Records provided
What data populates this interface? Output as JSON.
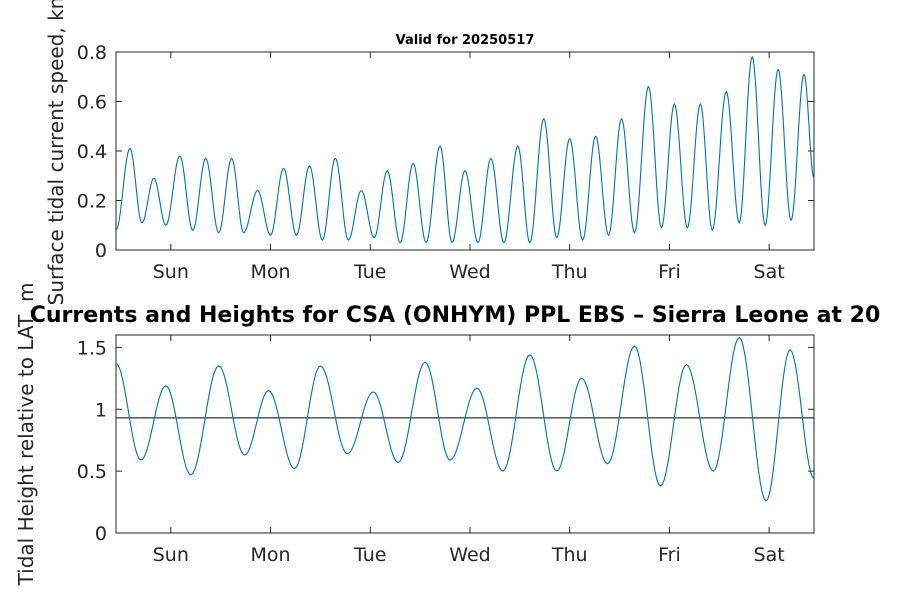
{
  "chart_data": [
    {
      "type": "line",
      "title": "Valid for 20250517",
      "ylabel": "Surface tidal current speed, kn",
      "ylim": [
        0,
        0.8
      ],
      "yticks": [
        0,
        0.2,
        0.4,
        0.6,
        0.8
      ],
      "ytick_labels": [
        "0",
        "0.2",
        "0.4",
        "0.6",
        "0.8"
      ],
      "xlim_days": [
        0,
        7
      ],
      "xtick_labels": [
        "Sun",
        "Mon",
        "Tue",
        "Wed",
        "Thu",
        "Fri",
        "Sat"
      ],
      "xtick_days": [
        0.55,
        1.55,
        2.55,
        3.55,
        4.55,
        5.55,
        6.55
      ],
      "series": [
        {
          "color": "#0072bd",
          "note_unit": "kn",
          "peaks": [
            [
              0.0,
              0.08
            ],
            [
              0.14,
              0.41
            ],
            [
              0.26,
              0.11
            ],
            [
              0.38,
              0.29
            ],
            [
              0.5,
              0.1
            ],
            [
              0.64,
              0.38
            ],
            [
              0.77,
              0.08
            ],
            [
              0.9,
              0.37
            ],
            [
              1.03,
              0.07
            ],
            [
              1.16,
              0.37
            ],
            [
              1.28,
              0.07
            ],
            [
              1.42,
              0.24
            ],
            [
              1.55,
              0.06
            ],
            [
              1.68,
              0.33
            ],
            [
              1.81,
              0.06
            ],
            [
              1.94,
              0.34
            ],
            [
              2.07,
              0.04
            ],
            [
              2.2,
              0.37
            ],
            [
              2.33,
              0.04
            ],
            [
              2.46,
              0.24
            ],
            [
              2.59,
              0.05
            ],
            [
              2.72,
              0.32
            ],
            [
              2.85,
              0.03
            ],
            [
              2.98,
              0.35
            ],
            [
              3.11,
              0.03
            ],
            [
              3.25,
              0.42
            ],
            [
              3.37,
              0.03
            ],
            [
              3.5,
              0.32
            ],
            [
              3.63,
              0.03
            ],
            [
              3.76,
              0.37
            ],
            [
              3.89,
              0.03
            ],
            [
              4.03,
              0.42
            ],
            [
              4.15,
              0.03
            ],
            [
              4.29,
              0.53
            ],
            [
              4.42,
              0.05
            ],
            [
              4.55,
              0.45
            ],
            [
              4.68,
              0.04
            ],
            [
              4.81,
              0.46
            ],
            [
              4.94,
              0.06
            ],
            [
              5.07,
              0.53
            ],
            [
              5.2,
              0.07
            ],
            [
              5.34,
              0.66
            ],
            [
              5.47,
              0.09
            ],
            [
              5.6,
              0.59
            ],
            [
              5.73,
              0.09
            ],
            [
              5.86,
              0.59
            ],
            [
              5.98,
              0.08
            ],
            [
              6.12,
              0.64
            ],
            [
              6.25,
              0.11
            ],
            [
              6.38,
              0.78
            ],
            [
              6.51,
              0.1
            ],
            [
              6.64,
              0.73
            ],
            [
              6.77,
              0.12
            ],
            [
              6.9,
              0.71
            ],
            [
              7.0,
              0.29
            ]
          ]
        }
      ]
    },
    {
      "type": "line",
      "title": "Currents and Heights for CSA (ONHYM) PPL EBS  – Sierra Leone at 20",
      "ylabel": "Tidal Height relative to LAT, m",
      "ylim": [
        0,
        1.6
      ],
      "yticks": [
        0,
        0.5,
        1,
        1.5
      ],
      "ytick_labels": [
        "0",
        "0.5",
        "1",
        "1.5"
      ],
      "xlim_days": [
        0,
        7
      ],
      "xtick_labels": [
        "Sun",
        "Mon",
        "Tue",
        "Wed",
        "Thu",
        "Fri",
        "Sat"
      ],
      "xtick_days": [
        0.55,
        1.55,
        2.55,
        3.55,
        4.55,
        5.55,
        6.55
      ],
      "reference_line": 0.93,
      "series": [
        {
          "color": "#0072bd",
          "note_unit": "m",
          "peaks": [
            [
              0.0,
              1.37
            ],
            [
              0.25,
              0.59
            ],
            [
              0.5,
              1.19
            ],
            [
              0.75,
              0.47
            ],
            [
              1.03,
              1.35
            ],
            [
              1.29,
              0.63
            ],
            [
              1.53,
              1.15
            ],
            [
              1.79,
              0.52
            ],
            [
              2.05,
              1.35
            ],
            [
              2.32,
              0.64
            ],
            [
              2.58,
              1.14
            ],
            [
              2.83,
              0.57
            ],
            [
              3.1,
              1.38
            ],
            [
              3.35,
              0.59
            ],
            [
              3.62,
              1.17
            ],
            [
              3.88,
              0.5
            ],
            [
              4.15,
              1.44
            ],
            [
              4.42,
              0.5
            ],
            [
              4.67,
              1.25
            ],
            [
              4.93,
              0.56
            ],
            [
              5.2,
              1.51
            ],
            [
              5.46,
              0.38
            ],
            [
              5.72,
              1.36
            ],
            [
              5.99,
              0.5
            ],
            [
              6.25,
              1.58
            ],
            [
              6.52,
              0.26
            ],
            [
              6.76,
              1.48
            ],
            [
              7.0,
              0.44
            ]
          ]
        }
      ]
    }
  ]
}
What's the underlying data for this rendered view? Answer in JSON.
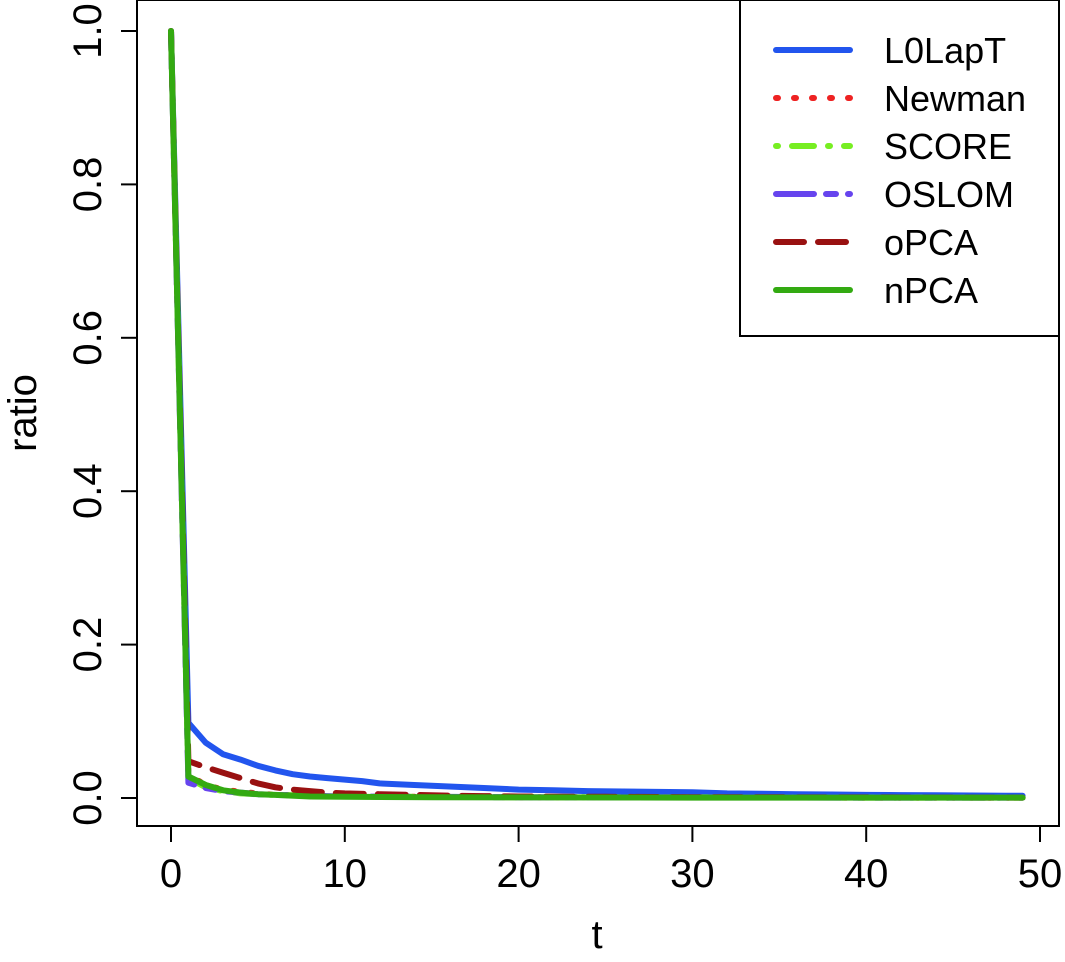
{
  "chart_data": {
    "type": "line",
    "title": "",
    "xlabel": "t",
    "ylabel": "ratio",
    "xlim": [
      0,
      50
    ],
    "ylim": [
      0,
      1
    ],
    "x_ticks": [
      0,
      10,
      20,
      30,
      40,
      50
    ],
    "y_ticks": [
      0,
      0.2,
      0.4,
      0.6,
      0.8,
      1
    ],
    "x_tick_labels": [
      "0",
      "10",
      "20",
      "30",
      "40",
      "50"
    ],
    "y_tick_labels": [
      "0.0",
      "0.2",
      "0.4",
      "0.6",
      "0.8",
      "1.0"
    ],
    "grid": false,
    "legend_position": "top-right",
    "series": [
      {
        "name": "L0LapT",
        "color": "#2255ee",
        "dash": "solid",
        "x": [
          0,
          1,
          2,
          3,
          4,
          5,
          6,
          7,
          8,
          9,
          10,
          11,
          12,
          14,
          16,
          18,
          20,
          22,
          24,
          26,
          28,
          30,
          32,
          34,
          36,
          38,
          40,
          42,
          44,
          46,
          48,
          49
        ],
        "y": [
          1.0,
          0.098,
          0.072,
          0.057,
          0.05,
          0.042,
          0.036,
          0.031,
          0.028,
          0.026,
          0.024,
          0.022,
          0.019,
          0.017,
          0.015,
          0.013,
          0.011,
          0.01,
          0.009,
          0.0085,
          0.008,
          0.0075,
          0.006,
          0.0055,
          0.005,
          0.0045,
          0.004,
          0.0038,
          0.0035,
          0.0032,
          0.003,
          0.003
        ]
      },
      {
        "name": "Newman",
        "color": "#ee2222",
        "dash": "dotted",
        "x": [
          0,
          1,
          2,
          3,
          4,
          5,
          6,
          8,
          10,
          15,
          20,
          30,
          40,
          49
        ],
        "y": [
          1.0,
          0.03,
          0.017,
          0.011,
          0.008,
          0.006,
          0.004,
          0.003,
          0.002,
          0.0015,
          0.001,
          0.0008,
          0.0005,
          0.0005
        ]
      },
      {
        "name": "SCORE",
        "color": "#77ee22",
        "dash": "dashdot",
        "x": [
          0,
          1,
          2,
          3,
          4,
          5,
          6,
          8,
          10,
          15,
          20,
          30,
          40,
          49
        ],
        "y": [
          1.0,
          0.026,
          0.014,
          0.009,
          0.006,
          0.005,
          0.004,
          0.003,
          0.002,
          0.0015,
          0.001,
          0.0008,
          0.0005,
          0.0005
        ]
      },
      {
        "name": "OSLOM",
        "color": "#6644ee",
        "dash": "longdash",
        "x": [
          0,
          1,
          2,
          3,
          4,
          5,
          6,
          8,
          10,
          15,
          20,
          30,
          40,
          49
        ],
        "y": [
          1.0,
          0.02,
          0.013,
          0.009,
          0.007,
          0.005,
          0.004,
          0.003,
          0.002,
          0.0015,
          0.001,
          0.0008,
          0.0005,
          0.0005
        ]
      },
      {
        "name": "oPCA",
        "color": "#991111",
        "dash": "dashed",
        "x": [
          0,
          1,
          2,
          3,
          4,
          5,
          6,
          7,
          8,
          9,
          10,
          12,
          14,
          16,
          18,
          20,
          25,
          30,
          40,
          49
        ],
        "y": [
          1.0,
          0.048,
          0.04,
          0.033,
          0.026,
          0.019,
          0.014,
          0.011,
          0.009,
          0.007,
          0.006,
          0.005,
          0.004,
          0.003,
          0.0025,
          0.002,
          0.0015,
          0.001,
          0.0008,
          0.0005
        ]
      },
      {
        "name": "nPCA",
        "color": "#33aa11",
        "dash": "solid",
        "x": [
          0,
          1,
          2,
          3,
          4,
          5,
          6,
          8,
          10,
          15,
          20,
          30,
          40,
          49
        ],
        "y": [
          1.0,
          0.028,
          0.017,
          0.01,
          0.007,
          0.005,
          0.004,
          0.002,
          0.0015,
          0.001,
          0.0008,
          0.0005,
          0.0005,
          0.0005
        ]
      }
    ]
  }
}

Exercise
Find all the lines containing "ylabel" in the material, then copy them.

Exercise output
      "ylabel": "Surface tidal current speed, kn",
      "ylabel": "Tidal Height relative to LAT, m",
    "ylabel": "ratio",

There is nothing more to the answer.